- _TASK DETAILS_
Can you write out the whole listing exactly?

- _RECORDS_
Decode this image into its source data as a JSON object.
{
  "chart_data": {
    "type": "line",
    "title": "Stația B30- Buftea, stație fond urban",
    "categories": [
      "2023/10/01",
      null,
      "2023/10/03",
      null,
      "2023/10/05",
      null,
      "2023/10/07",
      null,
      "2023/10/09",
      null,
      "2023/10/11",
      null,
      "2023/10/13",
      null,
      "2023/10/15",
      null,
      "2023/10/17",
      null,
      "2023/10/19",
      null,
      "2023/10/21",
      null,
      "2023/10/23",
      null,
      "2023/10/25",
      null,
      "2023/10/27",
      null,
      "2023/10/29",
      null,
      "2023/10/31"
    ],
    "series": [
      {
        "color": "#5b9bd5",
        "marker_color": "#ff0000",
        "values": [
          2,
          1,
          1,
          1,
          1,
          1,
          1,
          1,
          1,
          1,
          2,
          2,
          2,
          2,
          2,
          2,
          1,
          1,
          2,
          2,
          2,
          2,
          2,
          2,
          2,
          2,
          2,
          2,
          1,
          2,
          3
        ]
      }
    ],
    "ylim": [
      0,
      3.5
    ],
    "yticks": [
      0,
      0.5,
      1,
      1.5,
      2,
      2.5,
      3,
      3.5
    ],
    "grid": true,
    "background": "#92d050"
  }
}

- _OUTPUT BELOW_
Decode this image into its source data as a JSON object.
{
  "chart_data": {
    "type": "line",
    "title": "Stația B30- Buftea, stație fond urban",
    "categories": [
      "2023/10/01",
      null,
      "2023/10/03",
      null,
      "2023/10/05",
      null,
      "2023/10/07",
      null,
      "2023/10/09",
      null,
      "2023/10/11",
      null,
      "2023/10/13",
      null,
      "2023/10/15",
      null,
      "2023/10/17",
      null,
      "2023/10/19",
      null,
      "2023/10/21",
      null,
      "2023/10/23",
      null,
      "2023/10/25",
      null,
      "2023/10/27",
      null,
      "2023/10/29",
      null,
      "2023/10/31"
    ],
    "series": [
      {
        "color": "#5b9bd5",
        "marker_color": "#ff0000",
        "values": [
          2,
          1,
          1,
          1,
          1,
          1,
          1,
          1,
          1,
          1,
          2,
          2,
          2,
          2,
          2,
          2,
          1,
          1,
          2,
          2,
          2,
          2,
          2,
          2,
          2,
          2,
          2,
          2,
          1,
          2,
          3
        ]
      }
    ],
    "ylim": [
      0,
      3.5
    ],
    "yticks": [
      0,
      0.5,
      1,
      1.5,
      2,
      2.5,
      3,
      3.5
    ],
    "grid": true,
    "background": "#92d050"
  }
}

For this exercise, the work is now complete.